++++ Page excerpt ++++
According to this fairy tale, decategorification started out as the ultimate stroke of mathematical genius. Only later did it become a matter of dumb habit, which we are now struggling to overcome through the process of "categorification".

Okay, so what does this have to do with quantum mechanics?

Well, a Hilbert space is a set with extra bells and whistles, so maybe there is some gadget called a "2-Hilbert space" which is a category with analogous extra bells and whistles. And maybe if we figure out this notion we will learn something about quantum mechanics.

Actually the notion of 2-Hilbert space didn't arise in this simple-minded way. It arose in some work by Daniel Freed on topological quantum field theory:

5) Higher algebraic structures and quantization, by Dan Freed, Comm. Math. Phys. 159 (1994), 343-398, preprint available as hep-th/9212115; see also week48.

Later, Louis Crane adopted this notion as part of his program to reduce quantum gravity to n-category theory:

6) Louis Crane: Clock and category: is quantum gravity algebraic?, Jour. Math. Phys. 36 (1995), 6180-6193, preprint available as gr-qc/9504038.

These papers made is clear that 2-Hilbert spaces are interesting things and that one should go further and think about "n-Hilbert spaces" for higher n, too. However, neither of them gave a precise definition of 2-Hilbert space, so at some point I decided to do this. It took a while for me to learn enough category theory, but eventually I wrote something about it:

7) John Baez, Higher-dimensional algebra II: 2-Hilbert spaces, to appear in Adv. Math., preprint available as q-alg/9609018 or at http://math.ucr.edu/home/baez/

To understand this requires a little category theory, so let me explain the basic ideas here.

I'll concentrate on finite-dimensional Hilbert spaces, since the infinite-dimensional case introduces extra complications. To define 2-Hilbert spaces we need to start by categorifying the various ingredients in the definition of Hilbert space. These are:

  1. the zero element,
  2. addition,
  3. subtraction,
  4. scalar multiplication, and
  5. the inner product.
The first four have well-known categorical analogs. The fifth one, which is really the essence of a Hilbert space, may seem a bit more mysterious at first, but as we shall see, it's really the key to the whole business.

1) The analog of the zero vector is a `zero object'. A zero object in a category is an object that is both initial and terminal. That is, there is exactly one morphism from it to any object, and exactly one morphism to it from any object. Consider for example the category Hilb having finite-dimensional Hilbert spaces as objects, and linear maps between them as morphisms. In Hilb, any zero-dimensional Hilbert space is a zero object.
++++
▶ [Tasks to complete]
a - Copy the passage on 2-Hilbert spaces from "Okay, so what" to "see also week48.".
b - In the passage on 2-Hilbert spaces, how is a zero object in a category defined?
c - Continue the passage on 2-Hilbert spaces from its final sentence.
++++ Supplied records ++++
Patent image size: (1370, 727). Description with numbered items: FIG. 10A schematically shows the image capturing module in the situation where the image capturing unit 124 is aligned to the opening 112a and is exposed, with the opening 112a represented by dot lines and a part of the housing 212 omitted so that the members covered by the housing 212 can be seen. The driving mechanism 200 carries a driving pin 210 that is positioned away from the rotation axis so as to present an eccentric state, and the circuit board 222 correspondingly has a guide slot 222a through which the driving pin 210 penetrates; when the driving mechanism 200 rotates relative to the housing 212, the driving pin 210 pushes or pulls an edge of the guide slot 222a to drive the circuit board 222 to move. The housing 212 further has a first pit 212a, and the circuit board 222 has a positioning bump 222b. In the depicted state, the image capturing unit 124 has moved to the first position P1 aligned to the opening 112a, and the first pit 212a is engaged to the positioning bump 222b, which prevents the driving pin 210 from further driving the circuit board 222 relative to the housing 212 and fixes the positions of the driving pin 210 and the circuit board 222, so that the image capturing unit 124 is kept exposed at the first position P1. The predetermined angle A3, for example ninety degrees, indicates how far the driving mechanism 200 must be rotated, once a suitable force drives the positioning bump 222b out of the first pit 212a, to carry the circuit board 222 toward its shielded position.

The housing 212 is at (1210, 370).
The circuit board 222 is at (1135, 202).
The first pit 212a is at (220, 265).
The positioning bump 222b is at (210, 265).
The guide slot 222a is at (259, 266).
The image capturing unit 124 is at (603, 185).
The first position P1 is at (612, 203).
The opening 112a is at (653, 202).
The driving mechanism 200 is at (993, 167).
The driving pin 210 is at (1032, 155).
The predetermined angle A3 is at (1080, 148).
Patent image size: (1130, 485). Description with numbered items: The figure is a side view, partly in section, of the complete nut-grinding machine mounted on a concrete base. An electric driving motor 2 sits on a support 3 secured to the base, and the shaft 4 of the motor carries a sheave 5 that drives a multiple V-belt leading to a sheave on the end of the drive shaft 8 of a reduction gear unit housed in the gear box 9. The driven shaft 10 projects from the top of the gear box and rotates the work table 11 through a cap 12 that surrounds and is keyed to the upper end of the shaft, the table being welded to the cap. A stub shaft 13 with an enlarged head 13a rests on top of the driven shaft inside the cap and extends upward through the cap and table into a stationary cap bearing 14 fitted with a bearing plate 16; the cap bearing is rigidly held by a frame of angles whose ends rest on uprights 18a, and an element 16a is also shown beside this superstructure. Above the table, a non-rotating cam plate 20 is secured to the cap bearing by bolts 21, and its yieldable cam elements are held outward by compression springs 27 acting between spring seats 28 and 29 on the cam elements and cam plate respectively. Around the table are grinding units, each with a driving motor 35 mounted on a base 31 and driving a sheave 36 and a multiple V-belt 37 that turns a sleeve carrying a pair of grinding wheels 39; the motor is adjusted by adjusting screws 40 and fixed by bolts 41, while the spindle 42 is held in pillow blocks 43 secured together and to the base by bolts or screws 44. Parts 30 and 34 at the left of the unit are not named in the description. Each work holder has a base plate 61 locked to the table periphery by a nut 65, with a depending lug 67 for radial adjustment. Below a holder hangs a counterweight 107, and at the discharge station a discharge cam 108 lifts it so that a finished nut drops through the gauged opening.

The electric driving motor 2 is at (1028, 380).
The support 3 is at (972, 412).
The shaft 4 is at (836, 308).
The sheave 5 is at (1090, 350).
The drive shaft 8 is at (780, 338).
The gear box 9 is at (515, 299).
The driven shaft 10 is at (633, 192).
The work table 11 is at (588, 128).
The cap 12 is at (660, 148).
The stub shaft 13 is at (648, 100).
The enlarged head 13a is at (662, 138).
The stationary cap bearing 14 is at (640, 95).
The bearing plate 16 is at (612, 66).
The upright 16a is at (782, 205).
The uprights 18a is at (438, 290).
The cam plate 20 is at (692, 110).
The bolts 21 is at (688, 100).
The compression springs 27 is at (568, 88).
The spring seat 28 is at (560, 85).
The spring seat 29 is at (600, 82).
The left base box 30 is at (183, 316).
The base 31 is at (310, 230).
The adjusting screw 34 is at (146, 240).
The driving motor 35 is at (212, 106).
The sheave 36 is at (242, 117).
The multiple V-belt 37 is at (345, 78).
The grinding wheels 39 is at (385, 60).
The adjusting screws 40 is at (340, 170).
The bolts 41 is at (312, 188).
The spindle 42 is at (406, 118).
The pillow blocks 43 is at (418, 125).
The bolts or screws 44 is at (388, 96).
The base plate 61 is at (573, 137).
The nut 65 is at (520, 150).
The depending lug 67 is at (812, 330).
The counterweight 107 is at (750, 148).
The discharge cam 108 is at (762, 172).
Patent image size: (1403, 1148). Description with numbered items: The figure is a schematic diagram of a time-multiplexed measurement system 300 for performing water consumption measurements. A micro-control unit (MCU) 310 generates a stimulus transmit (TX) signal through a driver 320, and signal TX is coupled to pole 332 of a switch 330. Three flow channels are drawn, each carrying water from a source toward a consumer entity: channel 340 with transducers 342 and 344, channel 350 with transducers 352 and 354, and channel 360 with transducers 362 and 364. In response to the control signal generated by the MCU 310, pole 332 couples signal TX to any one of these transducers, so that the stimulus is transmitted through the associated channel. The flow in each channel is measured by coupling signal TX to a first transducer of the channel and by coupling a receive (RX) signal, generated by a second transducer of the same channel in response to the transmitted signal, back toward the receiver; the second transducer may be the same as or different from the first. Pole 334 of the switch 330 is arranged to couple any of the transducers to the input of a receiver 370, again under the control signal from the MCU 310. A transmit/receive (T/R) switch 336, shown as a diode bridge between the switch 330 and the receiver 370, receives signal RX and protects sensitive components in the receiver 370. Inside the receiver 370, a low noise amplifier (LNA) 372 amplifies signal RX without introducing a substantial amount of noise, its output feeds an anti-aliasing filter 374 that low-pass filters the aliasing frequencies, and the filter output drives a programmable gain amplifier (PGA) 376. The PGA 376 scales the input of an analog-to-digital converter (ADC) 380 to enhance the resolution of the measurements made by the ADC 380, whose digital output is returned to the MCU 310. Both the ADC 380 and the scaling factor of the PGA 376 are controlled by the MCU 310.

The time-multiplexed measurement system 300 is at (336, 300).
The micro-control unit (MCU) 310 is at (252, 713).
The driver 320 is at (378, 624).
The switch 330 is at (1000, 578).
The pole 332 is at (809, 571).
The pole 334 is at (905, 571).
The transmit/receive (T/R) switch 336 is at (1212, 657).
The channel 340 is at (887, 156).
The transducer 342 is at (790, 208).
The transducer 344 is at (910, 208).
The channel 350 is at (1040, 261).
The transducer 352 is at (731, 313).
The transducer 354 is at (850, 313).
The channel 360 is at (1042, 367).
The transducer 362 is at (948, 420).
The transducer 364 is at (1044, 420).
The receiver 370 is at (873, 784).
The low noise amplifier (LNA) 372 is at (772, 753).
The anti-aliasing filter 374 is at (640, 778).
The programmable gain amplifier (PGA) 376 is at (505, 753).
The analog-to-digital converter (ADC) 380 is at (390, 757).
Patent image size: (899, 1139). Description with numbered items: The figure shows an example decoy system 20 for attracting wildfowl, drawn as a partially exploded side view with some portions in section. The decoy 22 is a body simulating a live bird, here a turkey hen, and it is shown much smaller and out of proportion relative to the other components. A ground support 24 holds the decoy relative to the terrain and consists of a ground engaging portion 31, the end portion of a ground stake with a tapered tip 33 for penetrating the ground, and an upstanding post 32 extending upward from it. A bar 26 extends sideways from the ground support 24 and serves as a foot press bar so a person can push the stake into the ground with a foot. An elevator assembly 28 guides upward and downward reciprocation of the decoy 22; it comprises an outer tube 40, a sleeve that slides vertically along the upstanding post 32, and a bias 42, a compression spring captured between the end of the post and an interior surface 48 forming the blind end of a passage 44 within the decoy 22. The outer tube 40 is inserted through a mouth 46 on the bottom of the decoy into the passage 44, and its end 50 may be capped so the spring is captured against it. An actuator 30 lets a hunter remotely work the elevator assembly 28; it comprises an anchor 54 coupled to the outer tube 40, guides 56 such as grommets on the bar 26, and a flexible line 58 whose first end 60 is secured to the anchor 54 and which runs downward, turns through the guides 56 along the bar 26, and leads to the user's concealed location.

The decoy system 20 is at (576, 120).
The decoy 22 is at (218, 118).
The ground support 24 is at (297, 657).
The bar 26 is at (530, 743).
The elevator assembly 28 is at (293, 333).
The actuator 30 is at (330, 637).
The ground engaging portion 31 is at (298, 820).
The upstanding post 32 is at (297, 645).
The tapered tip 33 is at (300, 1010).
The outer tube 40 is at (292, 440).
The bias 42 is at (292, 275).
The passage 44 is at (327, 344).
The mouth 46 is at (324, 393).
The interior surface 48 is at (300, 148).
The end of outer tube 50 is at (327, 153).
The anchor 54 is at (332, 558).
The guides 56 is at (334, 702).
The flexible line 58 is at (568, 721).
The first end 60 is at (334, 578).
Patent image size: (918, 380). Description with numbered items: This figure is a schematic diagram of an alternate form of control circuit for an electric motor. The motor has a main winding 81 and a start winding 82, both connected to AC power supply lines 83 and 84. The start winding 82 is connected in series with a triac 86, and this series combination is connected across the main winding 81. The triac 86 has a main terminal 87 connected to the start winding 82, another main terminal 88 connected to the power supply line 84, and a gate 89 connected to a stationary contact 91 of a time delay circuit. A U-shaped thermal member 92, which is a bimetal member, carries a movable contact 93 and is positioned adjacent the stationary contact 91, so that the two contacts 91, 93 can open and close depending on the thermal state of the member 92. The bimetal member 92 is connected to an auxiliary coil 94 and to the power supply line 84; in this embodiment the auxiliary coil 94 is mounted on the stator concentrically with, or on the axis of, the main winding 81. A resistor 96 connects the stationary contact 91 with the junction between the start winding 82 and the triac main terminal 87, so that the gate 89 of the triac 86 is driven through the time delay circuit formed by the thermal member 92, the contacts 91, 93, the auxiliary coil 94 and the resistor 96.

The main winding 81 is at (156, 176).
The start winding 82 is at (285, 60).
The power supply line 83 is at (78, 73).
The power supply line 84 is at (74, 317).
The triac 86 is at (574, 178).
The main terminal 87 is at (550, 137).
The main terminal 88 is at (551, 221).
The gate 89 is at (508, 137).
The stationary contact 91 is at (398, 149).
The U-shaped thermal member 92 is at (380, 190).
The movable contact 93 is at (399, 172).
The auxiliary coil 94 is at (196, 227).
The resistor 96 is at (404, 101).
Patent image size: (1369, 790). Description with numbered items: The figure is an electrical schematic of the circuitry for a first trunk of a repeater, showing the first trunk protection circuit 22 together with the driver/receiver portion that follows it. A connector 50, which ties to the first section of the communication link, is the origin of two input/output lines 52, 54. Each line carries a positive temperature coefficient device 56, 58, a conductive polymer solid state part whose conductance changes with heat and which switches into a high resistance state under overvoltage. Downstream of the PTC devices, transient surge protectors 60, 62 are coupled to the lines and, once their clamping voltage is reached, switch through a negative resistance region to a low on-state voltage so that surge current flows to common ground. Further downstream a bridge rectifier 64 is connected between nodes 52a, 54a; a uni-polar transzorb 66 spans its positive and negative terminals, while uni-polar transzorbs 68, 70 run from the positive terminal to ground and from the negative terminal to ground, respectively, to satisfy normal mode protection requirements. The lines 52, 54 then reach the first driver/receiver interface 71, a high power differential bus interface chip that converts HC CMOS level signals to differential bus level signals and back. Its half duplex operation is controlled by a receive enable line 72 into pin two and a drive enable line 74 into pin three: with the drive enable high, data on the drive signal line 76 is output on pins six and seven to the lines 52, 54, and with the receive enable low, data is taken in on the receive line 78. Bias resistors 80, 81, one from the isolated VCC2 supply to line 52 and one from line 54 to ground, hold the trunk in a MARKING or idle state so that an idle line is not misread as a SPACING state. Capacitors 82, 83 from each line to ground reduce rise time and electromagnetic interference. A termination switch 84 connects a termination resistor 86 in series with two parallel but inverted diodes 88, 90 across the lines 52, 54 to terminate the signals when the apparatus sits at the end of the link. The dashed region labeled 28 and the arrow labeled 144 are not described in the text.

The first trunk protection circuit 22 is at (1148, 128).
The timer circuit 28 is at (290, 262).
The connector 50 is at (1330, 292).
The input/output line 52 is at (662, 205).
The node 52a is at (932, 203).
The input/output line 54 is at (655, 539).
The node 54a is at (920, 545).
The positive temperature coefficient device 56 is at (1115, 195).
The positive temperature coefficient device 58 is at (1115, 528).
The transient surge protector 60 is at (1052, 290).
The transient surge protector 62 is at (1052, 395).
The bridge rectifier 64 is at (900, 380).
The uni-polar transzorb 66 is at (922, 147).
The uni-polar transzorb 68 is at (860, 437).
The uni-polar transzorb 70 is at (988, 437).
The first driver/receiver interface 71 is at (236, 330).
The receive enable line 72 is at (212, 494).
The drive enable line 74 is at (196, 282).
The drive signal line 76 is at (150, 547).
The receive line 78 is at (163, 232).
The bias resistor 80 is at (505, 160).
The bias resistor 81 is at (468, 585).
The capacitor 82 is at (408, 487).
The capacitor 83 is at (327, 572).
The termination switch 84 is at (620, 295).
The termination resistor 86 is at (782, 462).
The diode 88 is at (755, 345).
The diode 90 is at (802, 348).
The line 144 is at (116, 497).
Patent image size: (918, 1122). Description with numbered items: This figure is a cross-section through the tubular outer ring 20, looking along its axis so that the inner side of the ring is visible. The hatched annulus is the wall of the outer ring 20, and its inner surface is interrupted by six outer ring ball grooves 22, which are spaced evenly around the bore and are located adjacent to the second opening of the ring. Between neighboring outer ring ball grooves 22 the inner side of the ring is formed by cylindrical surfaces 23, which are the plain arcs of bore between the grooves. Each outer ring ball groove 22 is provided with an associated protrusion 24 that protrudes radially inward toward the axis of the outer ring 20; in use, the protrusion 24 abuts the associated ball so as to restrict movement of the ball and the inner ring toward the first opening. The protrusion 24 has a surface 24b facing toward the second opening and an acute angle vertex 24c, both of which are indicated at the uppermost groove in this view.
++++
▶ [Exercise results]
a -
Okay, so what does this have to do with quantum mechanics?

Well, a Hilbert space is a set with extra bells and whistles, so maybe there is some gadget called a "2-Hilbert space" which is a category with analogous extra bells and whistles. And maybe if we figure out this notion we will learn something about quantum mechanics.

Actually the notion of 2-Hilbert space didn't arise in this simple-minded way. It arose in some work by Daniel Freed on topological quantum field theory:

5) Higher algebraic structures and quantization, by Dan Freed, Comm. Math. Phys. 159 (1994), 343-398, preprint available as hep-th/9212115; see also week48.

b - It is an object that is both initial and terminal.

c -
Note: there isn't really a unique zero object in the "strict" sense of the term. Instead, any two zero objects are canonically isomorphic. The reason is that if you have two zero objects, say 0 and 0', there is a unique morphism f: 0 → 0' and a unique morphism g: 0' -> 0. These morphisms are inverses of each other so they are isomorphisms. Why are they inverses? Well, fg: 0 → 0' must be the identity morphism 10: 0 → 0, because there is only one morphism from 0 to 0! Similarly, gf is the identity on 0'. (Note that I am using category theorist's notation, where the composite of f: x -> y and g: y → z is denoted fg: x → z.)

This is typical in category theory. We don't expect stuff to be unique; it should only be unique up to a canonical isomorphism.

2) The analog of adding two vectors is forming the "coproduct" of two objects. Coproducts are just a fancy way of talking about direct sums. Any decent quantum mechanic knows about the direct sum of Hilbert spaces. But in fact, we can define this notion very generally in any category, where it goes under the name of a "coproduct". (I give the definition below; if I gave it here it would scare people away.) As with zero objects, coproducts are typically not unique, but they are always unique up to canonical isomorphism, which is what matters. It's a good little exercise to show this.

3) The analog of subtracting vectors is forming the "cokernel" of a morphism f: x → y. If x and y are Hilbert spaces, the cokernel of f is just the orthogonal complement of the range of f. In other words, for Hilbert spaces we have "direct differences" as well as direct sums. However, the notion of cokernel makes sense in any category with a zero object. I won't burden you with the precise definition here.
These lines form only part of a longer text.